- _Task to complete_
Every line with the string "count" should be gathered.

- _Records provided_
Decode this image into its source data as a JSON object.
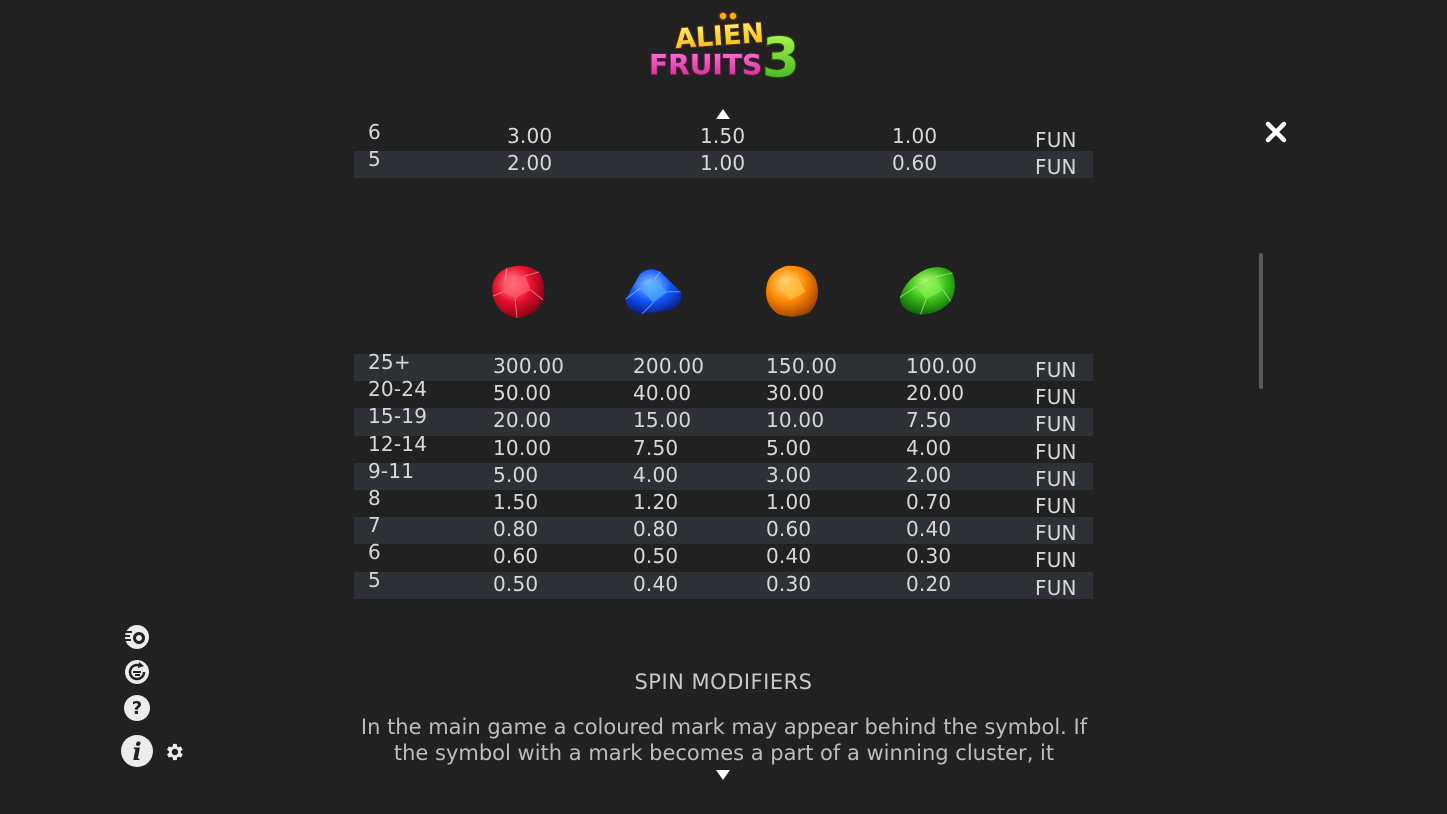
{
  "game": {
    "logo_line1": "ALIEN",
    "logo_line2": "FRUITS",
    "logo_number": "3"
  },
  "icons": {
    "close": "close-icon",
    "scroll_up": "triangle-up-icon",
    "scroll_down": "triangle-down-icon",
    "side_menu": [
      "autoplay-icon",
      "turbo-spin-icon",
      "help-icon",
      "info-icon",
      "gear-icon"
    ]
  },
  "paytable_top": {
    "rows": [
      {
        "count": "6",
        "values": [
          "3.00",
          "1.50",
          "1.00"
        ],
        "currency": "FUN"
      },
      {
        "count": "5",
        "values": [
          "2.00",
          "1.00",
          "0.60"
        ],
        "currency": "FUN"
      }
    ]
  },
  "gems": [
    "red-gem",
    "blue-gem",
    "orange-gem",
    "green-gem"
  ],
  "paytable_gems": {
    "rows": [
      {
        "count": "25+",
        "values": [
          "300.00",
          "200.00",
          "150.00",
          "100.00"
        ],
        "currency": "FUN"
      },
      {
        "count": "20-24",
        "values": [
          "50.00",
          "40.00",
          "30.00",
          "20.00"
        ],
        "currency": "FUN"
      },
      {
        "count": "15-19",
        "values": [
          "20.00",
          "15.00",
          "10.00",
          "7.50"
        ],
        "currency": "FUN"
      },
      {
        "count": "12-14",
        "values": [
          "10.00",
          "7.50",
          "5.00",
          "4.00"
        ],
        "currency": "FUN"
      },
      {
        "count": "9-11",
        "values": [
          "5.00",
          "4.00",
          "3.00",
          "2.00"
        ],
        "currency": "FUN"
      },
      {
        "count": "8",
        "values": [
          "1.50",
          "1.20",
          "1.00",
          "0.70"
        ],
        "currency": "FUN"
      },
      {
        "count": "7",
        "values": [
          "0.80",
          "0.80",
          "0.60",
          "0.40"
        ],
        "currency": "FUN"
      },
      {
        "count": "6",
        "values": [
          "0.60",
          "0.50",
          "0.40",
          "0.30"
        ],
        "currency": "FUN"
      },
      {
        "count": "5",
        "values": [
          "0.50",
          "0.40",
          "0.30",
          "0.20"
        ],
        "currency": "FUN"
      }
    ]
  },
  "spin_modifiers": {
    "title": "SPIN MODIFIERS",
    "text": "In the main game a coloured mark may appear behind the symbol. If the symbol with a mark becomes a part of a winning cluster, it triggers"
  }
}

- _The reply_
        "count": "6",
        "count": "5",
        "count": "25+",
        "count": "20-24",
        "count": "15-19",
        "count": "12-14",
        "count": "9-11",
        "count": "8",
        "count": "7",
        "count": "6",
        "count": "5",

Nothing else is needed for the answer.